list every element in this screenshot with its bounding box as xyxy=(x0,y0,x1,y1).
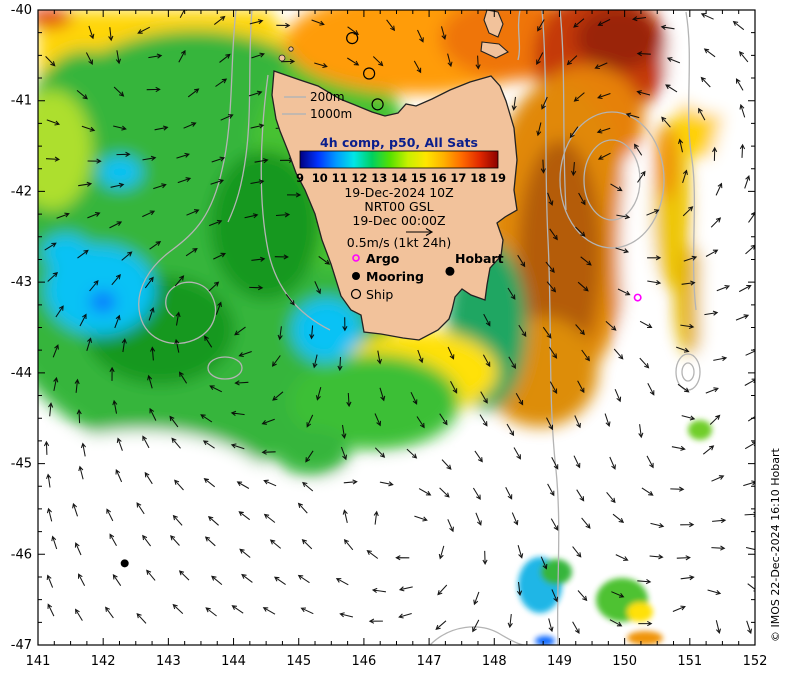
ship-label: Ship xyxy=(366,287,393,302)
velocity-scale: 0.5m/s (1kt 24h) xyxy=(347,235,451,250)
svg-text:17: 17 xyxy=(450,171,466,185)
colorbar-gradient xyxy=(299,150,499,169)
svg-text:144: 144 xyxy=(221,654,246,669)
svg-text:14: 14 xyxy=(391,171,407,185)
svg-text:-44: -44 xyxy=(11,366,32,381)
svg-text:9: 9 xyxy=(296,171,304,185)
svg-text:149: 149 xyxy=(547,654,572,669)
depth-label-1000m: 1000m xyxy=(310,107,352,121)
attribution-text: © IMOS 22-Dec-2024 16:10 Hobart xyxy=(769,447,782,642)
svg-text:-43: -43 xyxy=(11,275,32,290)
svg-text:143: 143 xyxy=(156,654,181,669)
svg-text:-45: -45 xyxy=(11,457,32,472)
svg-text:151: 151 xyxy=(677,654,702,669)
mooring-marker-icon xyxy=(352,272,360,280)
svg-text:16: 16 xyxy=(431,171,447,185)
hobart-city-dot xyxy=(445,266,455,276)
svg-text:-46: -46 xyxy=(11,547,32,562)
depth-label-200m: 200m xyxy=(310,90,345,104)
nw-islet xyxy=(278,54,286,62)
flinders-island xyxy=(483,9,504,38)
svg-text:19: 19 xyxy=(490,171,506,185)
svg-text:146: 146 xyxy=(351,654,376,669)
mooring-site xyxy=(120,559,129,568)
velocity-scale-arrow-icon xyxy=(406,228,434,236)
longitude-axis-labels: 141 142 143 144 145 146 147 148 149 150 151 152 xyxy=(26,654,768,669)
svg-text:145: 145 xyxy=(286,654,311,669)
latitude-axis-labels: -40 -41 -42 -43 -44 -45 -46 -47 xyxy=(11,3,32,653)
composite-datetime: 19-Dec-2024 10Z xyxy=(344,185,453,200)
ship-observation xyxy=(371,98,384,111)
svg-text:148: 148 xyxy=(482,654,507,669)
svg-text:-42: -42 xyxy=(11,184,32,199)
argo-float xyxy=(633,293,642,302)
observation-markers xyxy=(120,32,642,568)
axis-tick-marks xyxy=(37,9,756,646)
argo-label: Argo xyxy=(366,251,400,266)
velocity-datetime: 19-Dec 00:00Z xyxy=(352,213,445,228)
hobart-label: Hobart xyxy=(455,251,504,266)
nw-islet xyxy=(288,46,294,52)
ship-observation xyxy=(363,67,376,80)
tasmania-landmass xyxy=(271,70,518,341)
svg-text:13: 13 xyxy=(371,171,387,185)
colorbar-tick-labels: 9 10 11 12 13 14 15 16 17 18 19 xyxy=(296,171,506,185)
svg-text:10: 10 xyxy=(312,171,328,185)
svg-text:15: 15 xyxy=(411,171,427,185)
colorbar-title: 4h comp, p50, All Sats xyxy=(320,135,478,150)
landmass-group xyxy=(271,9,518,341)
product-name: NRT00 GSL xyxy=(364,199,433,214)
cape-barren-island xyxy=(480,41,509,59)
svg-text:142: 142 xyxy=(91,654,116,669)
ship-marker-icon xyxy=(350,288,362,300)
svg-text:18: 18 xyxy=(470,171,486,185)
svg-text:150: 150 xyxy=(612,654,637,669)
svg-text:152: 152 xyxy=(743,654,768,669)
argo-marker-icon xyxy=(352,254,360,262)
current-vectors xyxy=(43,10,755,635)
ship-observation xyxy=(346,32,359,45)
legend: 200m 1000m 4h comp, p50, All Sats 9 10 11 1… xyxy=(282,90,506,302)
mooring-label: Mooring xyxy=(366,269,424,284)
svg-text:-47: -47 xyxy=(11,638,32,653)
svg-text:141: 141 xyxy=(26,654,51,669)
svg-text:12: 12 xyxy=(351,171,367,185)
svg-text:11: 11 xyxy=(332,171,348,185)
svg-text:-41: -41 xyxy=(11,94,32,109)
svg-text:147: 147 xyxy=(417,654,442,669)
svg-text:-40: -40 xyxy=(11,3,32,18)
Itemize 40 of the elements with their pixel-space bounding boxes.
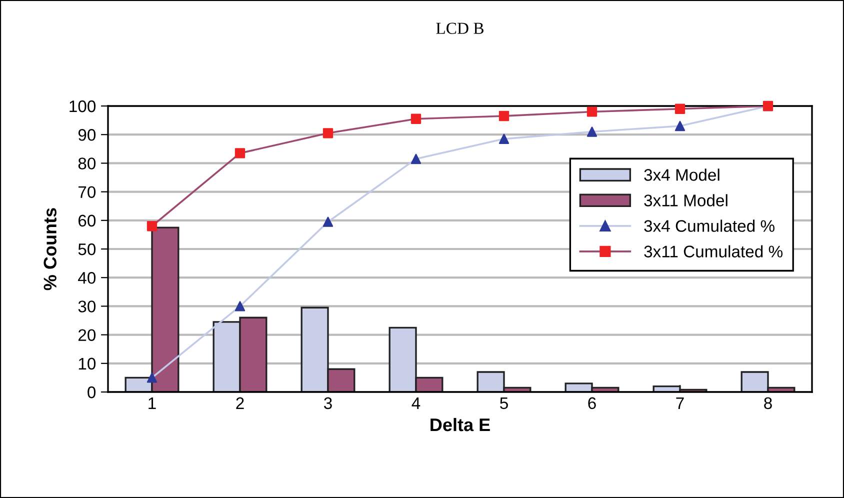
point xyxy=(498,110,510,122)
y-tick-label: 20 xyxy=(78,329,96,342)
point xyxy=(586,126,598,137)
y-tick-label: 0 xyxy=(88,386,96,398)
y-tick-label: 80 xyxy=(78,158,96,170)
point xyxy=(322,216,334,227)
y-tick-label: 30 xyxy=(78,300,96,312)
x-tick-label: 2 xyxy=(236,397,244,409)
y-tick-label: 90 xyxy=(78,129,96,141)
x-tick-label: 7 xyxy=(676,397,684,409)
y-tick-label: 70 xyxy=(78,186,96,198)
y-tick-label: 60 xyxy=(78,214,96,227)
point xyxy=(234,301,246,312)
legend-label: 3x4 Cumulated % xyxy=(644,220,774,232)
point xyxy=(674,120,686,132)
legend-label: 3x4 Model xyxy=(644,168,720,181)
point xyxy=(322,128,334,138)
y-tick-label: 10 xyxy=(78,358,96,370)
x-tick-label: 1 xyxy=(148,397,156,409)
point xyxy=(586,106,598,117)
point xyxy=(674,104,686,114)
point xyxy=(410,154,422,164)
y-tick-label: 40 xyxy=(78,272,96,284)
point xyxy=(498,134,510,144)
y-tick-label: 100 xyxy=(70,100,96,112)
x-tick-label: 5 xyxy=(500,397,508,410)
legend-label: 3x11 Model xyxy=(644,194,728,206)
legend-label: 3x11 Cumulated % xyxy=(644,245,783,258)
x-tick-label: 6 xyxy=(588,397,596,410)
point xyxy=(410,114,422,124)
chart-title: LCD B xyxy=(436,22,484,34)
y-axis-title: % Counts xyxy=(44,208,56,290)
point xyxy=(146,221,158,232)
x-tick-label: 4 xyxy=(412,397,420,409)
x-axis-title: Delta E xyxy=(430,418,490,432)
x-tick-label: 8 xyxy=(764,397,772,410)
point xyxy=(234,148,246,158)
y-tick-label: 50 xyxy=(78,243,96,256)
x-tick-label: 3 xyxy=(324,397,332,410)
point xyxy=(146,372,158,383)
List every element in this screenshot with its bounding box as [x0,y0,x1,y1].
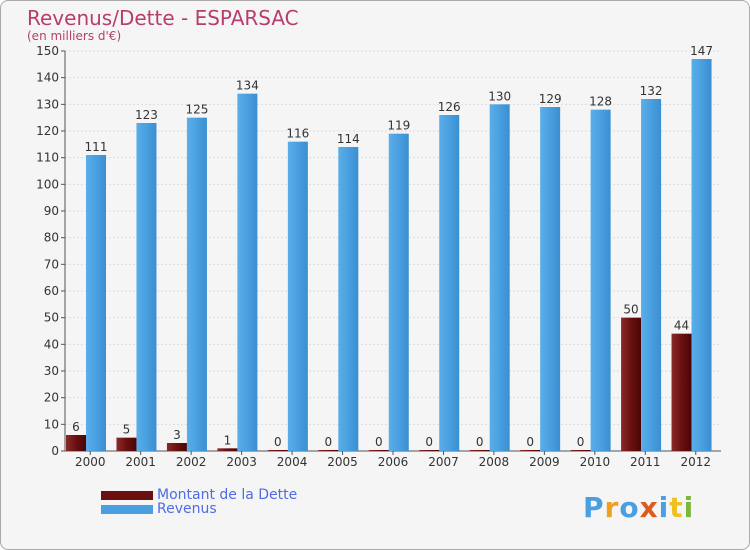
bar-dette [368,450,389,451]
bar-dette [217,448,238,451]
legend-label-revenus: Revenus [157,501,217,517]
data-label-revenus: 132 [640,84,663,98]
data-label-revenus: 111 [85,140,108,154]
data-label-dette: 0 [375,435,383,449]
bar-revenus [338,147,359,451]
data-label-revenus: 147 [690,44,713,58]
legend-swatch-revenus [101,504,153,514]
bar-revenus [439,115,460,451]
bar-dette [419,450,440,451]
data-label-dette: 6 [72,420,80,434]
bar-dette [469,450,490,451]
bar-dette [318,450,339,451]
x-tick-label: 2007 [428,455,459,469]
bar-revenus [237,93,258,452]
chart-subtitle: (en milliers d'€) [27,29,122,43]
y-tick-label: 80 [44,231,59,245]
bar-dette [520,450,541,451]
bar-dette [671,333,692,451]
data-label-dette: 0 [324,435,332,449]
data-label-revenus: 114 [337,132,360,146]
x-tick-label: 2009 [529,455,560,469]
y-tick-label: 50 [44,311,59,325]
bar-dette [166,443,187,451]
logo-letter: t [669,491,684,524]
y-tick-label: 90 [44,204,59,218]
y-tick-label: 100 [36,177,59,191]
y-tick-label: 110 [36,151,59,165]
x-tick-label: 2001 [125,455,156,469]
y-tick-label: 130 [36,97,59,111]
x-tick-label: 2002 [176,455,207,469]
y-tick-label: 140 [36,71,59,85]
x-tick-label: 2010 [580,455,611,469]
logo-letter: P [583,491,605,524]
x-tick-label: 2005 [327,455,358,469]
bar-dette [570,450,591,451]
logo-letter: o [619,491,640,524]
data-label-dette: 44 [674,319,689,333]
data-label-dette: 0 [274,435,282,449]
bar-revenus [388,133,409,451]
data-label-revenus: 126 [438,100,461,114]
bar-revenus [186,117,207,452]
data-label-dette: 0 [425,435,433,449]
data-label-revenus: 134 [236,79,259,93]
bar-revenus [540,107,561,451]
logo-letter: r [604,491,620,524]
data-label-revenus: 129 [539,92,562,106]
y-tick-label: 150 [36,44,59,58]
y-tick-label: 40 [44,337,59,351]
data-label-revenus: 116 [286,127,309,141]
bar-revenus [86,155,106,451]
bar-revenus [136,123,157,451]
bar-dette [66,435,86,451]
data-label-dette: 5 [123,423,131,437]
bar-revenus [489,104,510,451]
chart-title: Revenus/Dette - ESPARSAC [27,6,299,30]
x-tick-label: 2012 [680,455,711,469]
y-tick-label: 20 [44,391,59,405]
data-label-revenus: 125 [185,103,208,117]
data-label-revenus: 119 [387,119,410,133]
x-tick-label: 2008 [479,455,510,469]
bar-revenus [590,109,611,452]
logo-letter: i [658,491,670,524]
logo-letter: x [639,491,659,524]
y-tick-label: 10 [44,417,59,431]
logo-letter: i [683,491,695,524]
x-tick-label: 2011 [630,455,661,469]
x-tick-label: 2003 [226,455,257,469]
legend-item-dette: Montant de la Dette [101,487,298,503]
data-label-dette: 0 [526,435,534,449]
y-tick-label: 120 [36,124,59,138]
x-tick-label: 2006 [378,455,409,469]
bar-dette [267,450,288,451]
bar-dette [116,437,137,451]
data-label-revenus: 130 [488,89,511,103]
bar-dette [621,317,642,451]
bar-revenus [287,141,308,451]
proxiti-logo: Proxiti [583,491,694,524]
y-tick-label: 0 [51,444,59,458]
y-tick-label: 30 [44,364,59,378]
bar-revenus [691,59,712,451]
data-label-dette: 0 [577,435,585,449]
data-label-revenus: 123 [135,108,158,122]
data-label-dette: 3 [173,428,181,442]
y-tick-label: 60 [44,284,59,298]
legend-label-dette: Montant de la Dette [157,487,298,503]
legend-swatch-dette [101,490,153,500]
legend-item-revenus: Revenus [101,501,217,517]
data-label-dette: 1 [224,433,232,447]
data-label-dette: 50 [623,303,638,317]
bar-revenus [641,99,662,451]
data-label-dette: 0 [476,435,484,449]
x-tick-label: 2000 [75,455,106,469]
y-tick-label: 70 [44,257,59,271]
data-label-revenus: 128 [589,95,612,109]
x-tick-label: 2004 [277,455,308,469]
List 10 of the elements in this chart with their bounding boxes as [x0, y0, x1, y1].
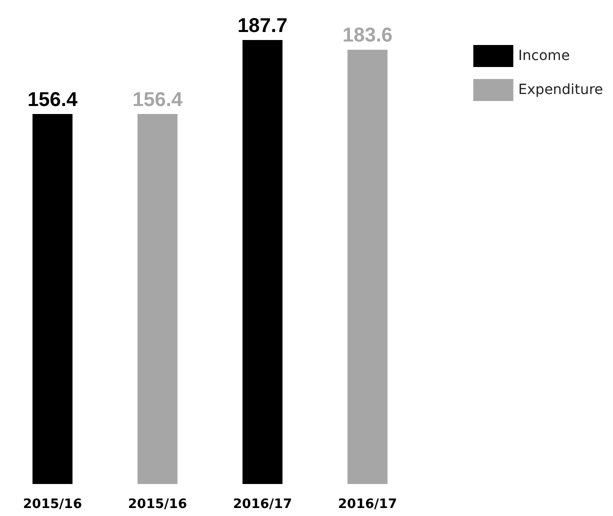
legend-label: Expenditure — [518, 82, 604, 98]
legend-label: Income — [518, 48, 570, 64]
x-tick-label: 2015/16 — [128, 497, 188, 512]
data-label: 187.7 — [237, 15, 288, 37]
x-tick-label: 2015/16 — [22, 497, 82, 512]
data-label: 183.6 — [342, 24, 393, 47]
data-label: 156.4 — [27, 89, 78, 112]
data-label: 156.4 — [132, 89, 184, 112]
x-tick-label: 2016/17 — [232, 497, 292, 512]
x-tick-label: 2016/17 — [338, 497, 398, 512]
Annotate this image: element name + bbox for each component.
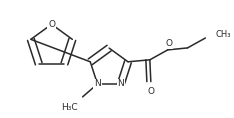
- Text: N: N: [117, 80, 124, 88]
- Text: CH₃: CH₃: [215, 30, 231, 38]
- Text: O: O: [165, 39, 172, 48]
- Text: O: O: [147, 87, 154, 96]
- Text: H₃C: H₃C: [61, 103, 78, 112]
- Text: N: N: [94, 80, 101, 88]
- Text: O: O: [48, 20, 55, 29]
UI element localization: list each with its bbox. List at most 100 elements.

(Work to be completed):
Rewrite the lines beginning with the line that contains "point xyxy=(498,110,510,122)" and continuing through the line that contains "y-tick-label: 90 xyxy=(78,129,96,141)", substituting "marker" for every occurrence of "point" and leaving everything else unchanged. Give only those lines.

(Response for this exercise):
marker xyxy=(498,110,510,122)
y-tick-label: 20 xyxy=(78,329,96,342)
marker xyxy=(586,126,598,137)
y-tick-label: 0 xyxy=(88,386,96,398)
y-tick-label: 80 xyxy=(78,158,96,170)
marker xyxy=(322,216,334,227)
y-tick-label: 30 xyxy=(78,300,96,312)
x-tick-label: 2 xyxy=(236,397,244,409)
y-tick-label: 90 xyxy=(78,129,96,141)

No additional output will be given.